───── ROWS

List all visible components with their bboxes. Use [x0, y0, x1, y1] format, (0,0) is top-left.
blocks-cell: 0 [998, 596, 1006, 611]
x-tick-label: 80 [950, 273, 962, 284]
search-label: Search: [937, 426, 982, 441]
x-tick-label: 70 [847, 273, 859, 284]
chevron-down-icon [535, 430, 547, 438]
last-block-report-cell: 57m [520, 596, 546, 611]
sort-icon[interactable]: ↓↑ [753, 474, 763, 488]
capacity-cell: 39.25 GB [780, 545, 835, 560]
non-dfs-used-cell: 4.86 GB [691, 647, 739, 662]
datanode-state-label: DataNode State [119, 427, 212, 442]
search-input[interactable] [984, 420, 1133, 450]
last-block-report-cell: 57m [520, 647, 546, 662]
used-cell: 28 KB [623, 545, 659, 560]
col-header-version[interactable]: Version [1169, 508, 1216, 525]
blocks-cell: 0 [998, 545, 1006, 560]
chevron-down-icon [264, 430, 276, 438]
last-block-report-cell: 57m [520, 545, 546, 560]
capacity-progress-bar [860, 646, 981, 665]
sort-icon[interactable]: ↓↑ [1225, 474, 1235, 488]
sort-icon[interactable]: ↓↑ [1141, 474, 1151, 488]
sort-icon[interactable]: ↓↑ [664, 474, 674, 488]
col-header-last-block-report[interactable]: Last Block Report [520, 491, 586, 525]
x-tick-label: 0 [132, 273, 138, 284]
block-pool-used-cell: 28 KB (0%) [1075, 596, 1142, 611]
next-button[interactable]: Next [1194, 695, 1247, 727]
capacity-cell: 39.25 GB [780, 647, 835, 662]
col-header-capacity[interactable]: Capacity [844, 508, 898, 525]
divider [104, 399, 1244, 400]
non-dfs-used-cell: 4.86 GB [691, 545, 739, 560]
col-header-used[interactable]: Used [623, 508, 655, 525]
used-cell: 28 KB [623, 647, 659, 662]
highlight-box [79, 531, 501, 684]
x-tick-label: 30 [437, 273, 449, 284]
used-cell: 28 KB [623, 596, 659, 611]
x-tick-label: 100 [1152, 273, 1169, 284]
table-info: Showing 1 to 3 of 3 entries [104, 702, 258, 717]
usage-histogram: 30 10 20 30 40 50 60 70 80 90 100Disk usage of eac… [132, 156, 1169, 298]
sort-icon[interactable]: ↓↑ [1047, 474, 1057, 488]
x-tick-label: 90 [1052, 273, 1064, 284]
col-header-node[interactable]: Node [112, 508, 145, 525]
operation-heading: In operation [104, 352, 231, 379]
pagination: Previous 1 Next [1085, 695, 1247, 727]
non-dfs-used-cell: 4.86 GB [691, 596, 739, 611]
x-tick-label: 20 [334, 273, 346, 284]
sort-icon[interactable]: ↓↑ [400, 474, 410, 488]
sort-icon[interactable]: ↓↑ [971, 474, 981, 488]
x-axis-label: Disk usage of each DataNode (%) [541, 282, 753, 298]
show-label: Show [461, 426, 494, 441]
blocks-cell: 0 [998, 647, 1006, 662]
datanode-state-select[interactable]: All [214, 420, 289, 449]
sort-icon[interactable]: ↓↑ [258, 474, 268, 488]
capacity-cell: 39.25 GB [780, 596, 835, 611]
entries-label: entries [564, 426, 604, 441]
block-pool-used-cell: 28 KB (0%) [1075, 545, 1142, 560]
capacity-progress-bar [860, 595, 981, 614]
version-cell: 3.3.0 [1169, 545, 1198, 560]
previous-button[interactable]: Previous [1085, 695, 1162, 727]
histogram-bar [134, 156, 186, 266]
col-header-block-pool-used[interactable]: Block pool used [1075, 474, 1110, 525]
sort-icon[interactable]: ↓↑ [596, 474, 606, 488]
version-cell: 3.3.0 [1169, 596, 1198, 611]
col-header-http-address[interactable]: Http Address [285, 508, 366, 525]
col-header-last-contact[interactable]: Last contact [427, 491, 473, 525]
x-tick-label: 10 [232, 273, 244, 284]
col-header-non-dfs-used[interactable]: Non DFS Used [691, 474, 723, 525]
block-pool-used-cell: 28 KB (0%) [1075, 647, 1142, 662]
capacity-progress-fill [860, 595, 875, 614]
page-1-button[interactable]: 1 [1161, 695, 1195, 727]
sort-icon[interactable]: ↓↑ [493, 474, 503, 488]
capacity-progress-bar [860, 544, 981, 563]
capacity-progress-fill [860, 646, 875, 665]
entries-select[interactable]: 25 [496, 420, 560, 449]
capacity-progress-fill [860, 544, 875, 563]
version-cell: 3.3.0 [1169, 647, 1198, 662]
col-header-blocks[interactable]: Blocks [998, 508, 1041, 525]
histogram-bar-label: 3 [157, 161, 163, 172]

──────────

Copy the entries word for word. Start at their first line and stop after the line that contains "next-button[interactable]: Next [1194, 695, 1247, 727]".

List all visible components with their bboxes. Use [x0, y0, x1, y1] format, (0,0) is top-left.
blocks-cell: 0 [998, 596, 1006, 611]
x-tick-label: 80 [950, 273, 962, 284]
search-label: Search: [937, 426, 982, 441]
x-tick-label: 70 [847, 273, 859, 284]
chevron-down-icon [535, 430, 547, 438]
last-block-report-cell: 57m [520, 596, 546, 611]
sort-icon[interactable]: ↓↑ [753, 474, 763, 488]
capacity-cell: 39.25 GB [780, 545, 835, 560]
non-dfs-used-cell: 4.86 GB [691, 647, 739, 662]
datanode-state-label: DataNode State [119, 427, 212, 442]
search-input[interactable] [984, 420, 1133, 450]
last-block-report-cell: 57m [520, 647, 546, 662]
used-cell: 28 KB [623, 545, 659, 560]
col-header-version[interactable]: Version [1169, 508, 1216, 525]
blocks-cell: 0 [998, 545, 1006, 560]
chevron-down-icon [264, 430, 276, 438]
last-block-report-cell: 57m [520, 545, 546, 560]
capacity-progress-bar [860, 646, 981, 665]
sort-icon[interactable]: ↓↑ [1225, 474, 1235, 488]
sort-icon[interactable]: ↓↑ [1141, 474, 1151, 488]
sort-icon[interactable]: ↓↑ [664, 474, 674, 488]
col-header-last-block-report[interactable]: Last Block Report [520, 491, 586, 525]
x-tick-label: 0 [132, 273, 138, 284]
block-pool-used-cell: 28 KB (0%) [1075, 596, 1142, 611]
next-button[interactable]: Next [1194, 695, 1247, 727]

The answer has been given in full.